--- BEGIN ---
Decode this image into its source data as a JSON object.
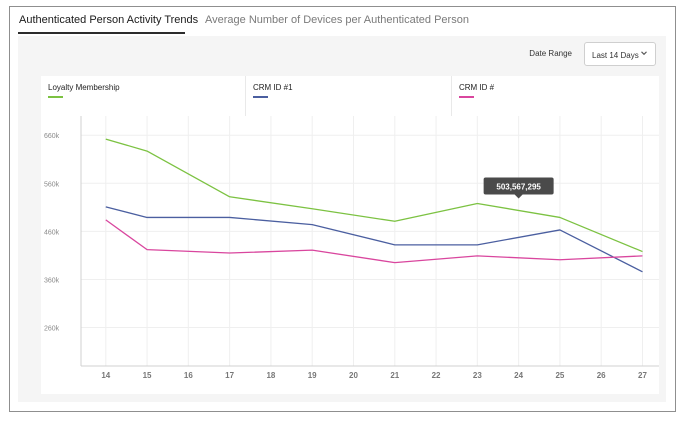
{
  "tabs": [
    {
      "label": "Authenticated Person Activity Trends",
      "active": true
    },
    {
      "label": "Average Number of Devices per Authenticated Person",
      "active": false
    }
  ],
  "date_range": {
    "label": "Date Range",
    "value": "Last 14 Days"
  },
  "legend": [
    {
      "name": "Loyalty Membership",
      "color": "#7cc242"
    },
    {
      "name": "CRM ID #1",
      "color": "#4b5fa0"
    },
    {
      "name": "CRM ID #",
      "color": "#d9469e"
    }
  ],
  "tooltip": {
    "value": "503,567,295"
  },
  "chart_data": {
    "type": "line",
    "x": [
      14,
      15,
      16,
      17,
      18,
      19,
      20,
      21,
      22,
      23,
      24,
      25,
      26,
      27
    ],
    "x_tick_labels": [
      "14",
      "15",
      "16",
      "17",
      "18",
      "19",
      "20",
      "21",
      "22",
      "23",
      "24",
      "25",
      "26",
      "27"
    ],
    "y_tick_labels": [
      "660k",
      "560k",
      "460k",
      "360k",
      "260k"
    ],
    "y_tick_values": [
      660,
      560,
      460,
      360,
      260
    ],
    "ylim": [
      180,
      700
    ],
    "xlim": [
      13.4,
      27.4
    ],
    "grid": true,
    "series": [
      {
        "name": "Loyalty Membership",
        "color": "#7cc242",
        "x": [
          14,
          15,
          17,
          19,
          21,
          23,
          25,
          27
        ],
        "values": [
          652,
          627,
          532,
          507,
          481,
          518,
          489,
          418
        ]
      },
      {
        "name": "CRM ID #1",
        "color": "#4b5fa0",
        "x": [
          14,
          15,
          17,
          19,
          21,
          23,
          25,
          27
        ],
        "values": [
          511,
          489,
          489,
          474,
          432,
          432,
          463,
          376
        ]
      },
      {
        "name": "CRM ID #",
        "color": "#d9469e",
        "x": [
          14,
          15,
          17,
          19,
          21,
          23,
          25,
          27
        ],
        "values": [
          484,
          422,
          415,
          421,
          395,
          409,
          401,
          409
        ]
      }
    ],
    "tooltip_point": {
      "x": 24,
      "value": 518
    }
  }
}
--- END ---
* **Written instruction**: Reproduce the entries above without change, omitting all pictures.

* **Written solution**:
Decode this image into its source data as a JSON object.
{
  "tabs": [
    {
      "label": "Authenticated Person Activity Trends",
      "active": true
    },
    {
      "label": "Average Number of Devices per Authenticated Person",
      "active": false
    }
  ],
  "date_range": {
    "label": "Date Range",
    "value": "Last 14 Days"
  },
  "legend": [
    {
      "name": "Loyalty Membership",
      "color": "#7cc242"
    },
    {
      "name": "CRM ID #1",
      "color": "#4b5fa0"
    },
    {
      "name": "CRM ID #",
      "color": "#d9469e"
    }
  ],
  "tooltip": {
    "value": "503,567,295"
  },
  "chart_data": {
    "type": "line",
    "x": [
      14,
      15,
      16,
      17,
      18,
      19,
      20,
      21,
      22,
      23,
      24,
      25,
      26,
      27
    ],
    "x_tick_labels": [
      "14",
      "15",
      "16",
      "17",
      "18",
      "19",
      "20",
      "21",
      "22",
      "23",
      "24",
      "25",
      "26",
      "27"
    ],
    "y_tick_labels": [
      "660k",
      "560k",
      "460k",
      "360k",
      "260k"
    ],
    "y_tick_values": [
      660,
      560,
      460,
      360,
      260
    ],
    "ylim": [
      180,
      700
    ],
    "xlim": [
      13.4,
      27.4
    ],
    "grid": true,
    "series": [
      {
        "name": "Loyalty Membership",
        "color": "#7cc242",
        "x": [
          14,
          15,
          17,
          19,
          21,
          23,
          25,
          27
        ],
        "values": [
          652,
          627,
          532,
          507,
          481,
          518,
          489,
          418
        ]
      },
      {
        "name": "CRM ID #1",
        "color": "#4b5fa0",
        "x": [
          14,
          15,
          17,
          19,
          21,
          23,
          25,
          27
        ],
        "values": [
          511,
          489,
          489,
          474,
          432,
          432,
          463,
          376
        ]
      },
      {
        "name": "CRM ID #",
        "color": "#d9469e",
        "x": [
          14,
          15,
          17,
          19,
          21,
          23,
          25,
          27
        ],
        "values": [
          484,
          422,
          415,
          421,
          395,
          409,
          401,
          409
        ]
      }
    ],
    "tooltip_point": {
      "x": 24,
      "value": 518
    }
  }
}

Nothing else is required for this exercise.